--- Start ---

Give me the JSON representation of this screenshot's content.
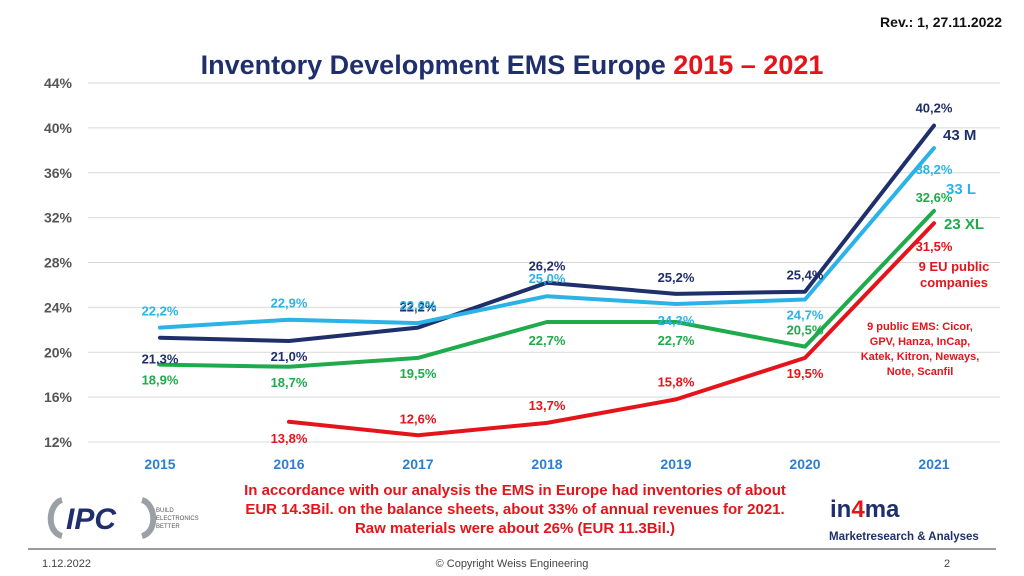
{
  "header": {
    "revision": "Rev.: 1, 27.11.2022",
    "title_main": "Inventory Development EMS Europe ",
    "title_years": "2015 – 2021"
  },
  "chart_data": {
    "type": "line",
    "x": [
      "2015",
      "2016",
      "2017",
      "2018",
      "2019",
      "2020",
      "2021"
    ],
    "ylim": [
      12,
      44
    ],
    "y_ticks": [
      "12%",
      "16%",
      "20%",
      "24%",
      "28%",
      "32%",
      "36%",
      "40%",
      "44%"
    ],
    "grid": true,
    "series": [
      {
        "name": "43 M",
        "color": "#1f2f6b",
        "values": [
          21.3,
          21.0,
          22.2,
          26.2,
          25.2,
          25.4,
          40.2
        ],
        "labels": [
          "21,3%",
          "21,0%",
          "22,2%",
          "26,2%",
          "25,2%",
          "25,4%",
          "40,2%"
        ]
      },
      {
        "name": "33 L",
        "color": "#2bb3e8",
        "values": [
          22.2,
          22.9,
          22.6,
          25.0,
          24.3,
          24.7,
          38.2
        ],
        "labels": [
          "22,2%",
          "22,9%",
          "22,6%",
          "25,0%",
          "24,3%",
          "24,7%",
          "38,2%"
        ]
      },
      {
        "name": "23 XL",
        "color": "#1faa4b",
        "values": [
          18.9,
          18.7,
          19.5,
          22.7,
          22.7,
          20.5,
          32.6
        ],
        "labels": [
          "18,9%",
          "18,7%",
          "19,5%",
          "22,7%",
          "22,7%",
          "20,5%",
          "32,6%"
        ]
      },
      {
        "name": "9 EU public companies",
        "color": "#e4141b",
        "values": [
          null,
          13.8,
          12.6,
          13.7,
          15.8,
          19.5,
          31.5
        ],
        "labels": [
          "",
          "13,8%",
          "12,6%",
          "13,7%",
          "15,8%",
          "19,5%",
          "31,5%"
        ]
      }
    ],
    "annotations": {
      "public_ems_line1": "9 public EMS: Cicor,",
      "public_ems_line2": "GPV, Hanza, InCap,",
      "public_ems_line3": "Katek, Kitron, Neways,",
      "public_ems_line4": "Note, Scanfil"
    }
  },
  "legend_labels": {
    "m": "43 M",
    "l": "33 L",
    "xl": "23 XL",
    "eu_line1": "9 EU public",
    "eu_line2": "companies"
  },
  "note": {
    "line1": "In accordance with our analysis the EMS in Europe had inventories of about",
    "line2": "EUR 14.3Bil. on the balance sheets, about 33% of annual revenues for 2021.",
    "line3": "Raw materials were about 26% (EUR 11.3Bil.)"
  },
  "logos": {
    "ipc_text": "IPC",
    "ipc_tag1": "BUILD",
    "ipc_tag2": "ELECTRONICS",
    "ipc_tag3": "BETTER",
    "in4ma_a": "in",
    "in4ma_b": "4",
    "in4ma_c": "ma",
    "in4ma_tagline": "Marketresearch & Analyses",
    "ipc_color": "#1f2f6b",
    "ipc_accent": "#9aa0a6"
  },
  "footer": {
    "date": "1.12.2022",
    "copyright": "© Copyright Weiss Engineering",
    "page": "2"
  }
}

--- End ---

Your goal: Copy all lines from the entries that contain the word "companies".

Solved problem:
        "name": "9 EU public companies",
    "eu_line2": "companies"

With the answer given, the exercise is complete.